▶ Instructions for the task: Determine the count of lines holding the string "drzewa". Return only the number.

▶ Supplied data:

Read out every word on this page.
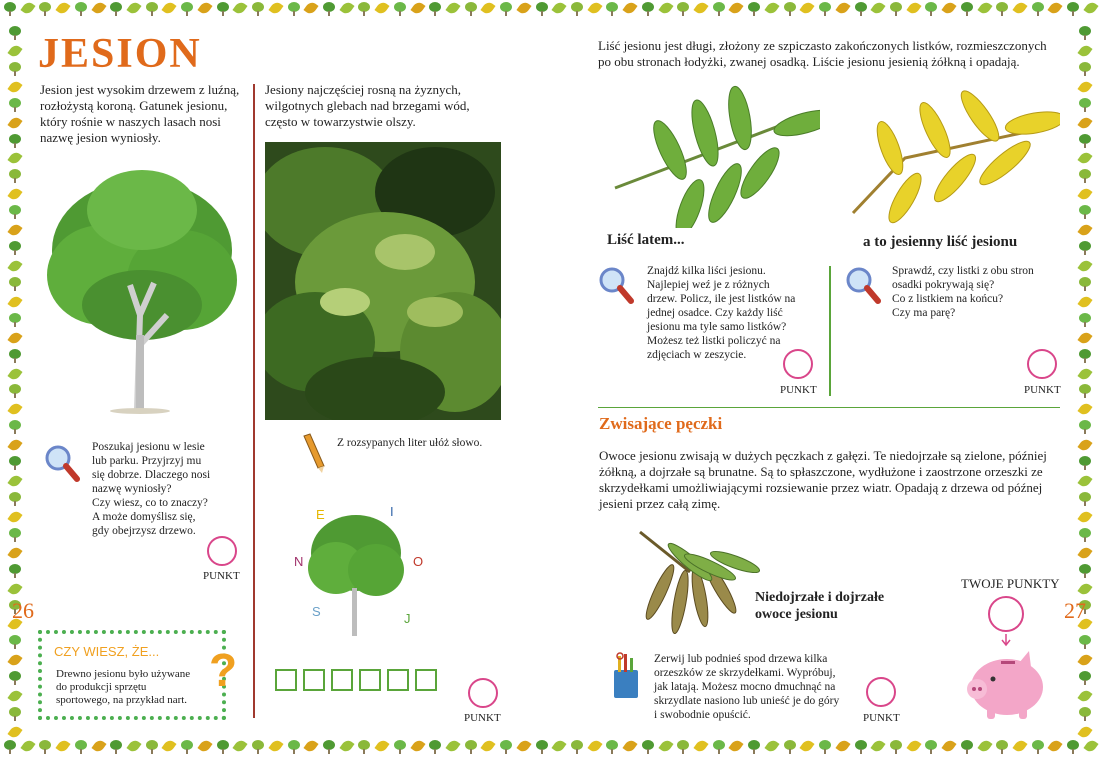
JESION
Jesion jest wysokim drzewem z luźną, rozłożystą koroną. Gatunek jesionu, który rośnie w naszych lasach nosi nazwę jesion wyniosły.
Poszukaj jesionu w lesie
lub parku. Przyjrzyj mu
się dobrze. Dlaczego nosi
nazwę wyniosły?
Czy wiesz, co to znaczy?
A może domyślisz się,
gdy obejrzysz drzewo.
PUNKT
26
CZY WIESZ, ŻE...
Drewno jesionu było używane
do produkcji sprzętu
sportowego, na przykład nart.
?
Jesiony najczęściej rosną na żyznych, wilgotnych glebach nad brzegami wód, często w towarzystwie olszy.
Z rozsypanych liter ułóż słowo.
E	I
N	O
S	J
PUNKT
Liść jesionu jest długi, złożony ze szpiczasto zakończonych listków, rozmieszczonych po obu stronach łodyżki, zwanej osadką. Liście jesionu jesienią żółkną i opadają.
Liść latem...	a to jesienny liść jesionu
Znajdź kilka liści jesionu.
Najlepiej weź je z różnych
drzew. Policz, ile jest listków na
jednej osadce. Czy każdy liść
jesionu ma tyle samo listków?
Możesz też listki policzyć na
zdjęciach w zeszycie.
PUNKT
Sprawdź, czy listki z obu stron
osadki pokrywają się?
Co z listkiem na końcu?
Czy ma parę?
PUNKT
Zwisające pęczki
Owoce jesionu zwisają w dużych pęczkach z gałęzi. Te niedojrzałe są zielone, później żółkną, a dojrzałe są brunatne. Są to spłaszczone, wydłużone i zaostrzone orzeszki ze skrzydełkami umożliwiającymi rozsiewanie przez wiatr. Opadają z drzewa od późnej jesieni przez całą zimę.
Niedojrzałe i dojrzałe
owoce jesionu
Zerwij lub podnieś spod drzewa kilka
orzeszków ze skrzydełkami. Wypróbuj,
jak latają. Możesz mocno dmuchnąć na
skrzydlate nasiono lub unieść je do góry
i swobodnie opuścić.	PUNKT
TWOJE PUNKTY
27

▶ Response to this exercise: 2